--- DATA RECORDS ---

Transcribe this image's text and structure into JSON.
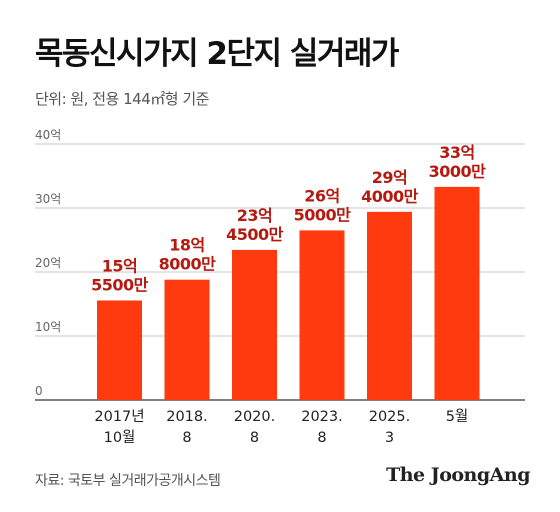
{
  "header": {
    "title": "목동신시가지 2단지 실거래가",
    "unit_note": "단위: 원, 전용 144㎡형 기준"
  },
  "footer": {
    "source": "자료: 국토부 실거래가공개시스템",
    "brand": "The JoongAng"
  },
  "colors": {
    "bar": "#ff3a0e",
    "label": "#b51a10",
    "grid": "#c9c9c9",
    "axis": "#333333",
    "tick_text": "#666666",
    "xtick_text": "#222222"
  },
  "chart_data": {
    "type": "bar",
    "categories": [
      [
        "2017년",
        "10월"
      ],
      [
        "2018.",
        "8"
      ],
      [
        "2020.",
        "8"
      ],
      [
        "2023.",
        "8"
      ],
      [
        "2025.",
        "3"
      ],
      [
        "5월"
      ]
    ],
    "values": [
      15.55,
      18.8,
      23.45,
      26.5,
      29.4,
      33.3
    ],
    "data_labels": [
      [
        "15억",
        "5500만"
      ],
      [
        "18억",
        "8000만"
      ],
      [
        "23억",
        "4500만"
      ],
      [
        "26억",
        "5000만"
      ],
      [
        "29억",
        "4000만"
      ],
      [
        "33억",
        "3000만"
      ]
    ],
    "y_ticks": [
      0,
      10,
      20,
      30,
      40
    ],
    "y_tick_labels": [
      "0",
      "10억",
      "20억",
      "30억",
      "40억"
    ],
    "ylim": [
      0,
      40
    ],
    "grid": true
  }
}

--- WHAT THE EXERCISE ASKS ---
Make an exact copy of the whole listing, but don't bring over any pictures.

--- CORRECT RESPONSE ---
Transcribe this image's text and structure into JSON.
{
  "header": {
    "title": "목동신시가지 2단지 실거래가",
    "unit_note": "단위: 원, 전용 144㎡형 기준"
  },
  "footer": {
    "source": "자료: 국토부 실거래가공개시스템",
    "brand": "The JoongAng"
  },
  "colors": {
    "bar": "#ff3a0e",
    "label": "#b51a10",
    "grid": "#c9c9c9",
    "axis": "#333333",
    "tick_text": "#666666",
    "xtick_text": "#222222"
  },
  "chart_data": {
    "type": "bar",
    "categories": [
      [
        "2017년",
        "10월"
      ],
      [
        "2018.",
        "8"
      ],
      [
        "2020.",
        "8"
      ],
      [
        "2023.",
        "8"
      ],
      [
        "2025.",
        "3"
      ],
      [
        "5월"
      ]
    ],
    "values": [
      15.55,
      18.8,
      23.45,
      26.5,
      29.4,
      33.3
    ],
    "data_labels": [
      [
        "15억",
        "5500만"
      ],
      [
        "18억",
        "8000만"
      ],
      [
        "23억",
        "4500만"
      ],
      [
        "26억",
        "5000만"
      ],
      [
        "29억",
        "4000만"
      ],
      [
        "33억",
        "3000만"
      ]
    ],
    "y_ticks": [
      0,
      10,
      20,
      30,
      40
    ],
    "y_tick_labels": [
      "0",
      "10억",
      "20억",
      "30억",
      "40억"
    ],
    "ylim": [
      0,
      40
    ],
    "grid": true
  }
}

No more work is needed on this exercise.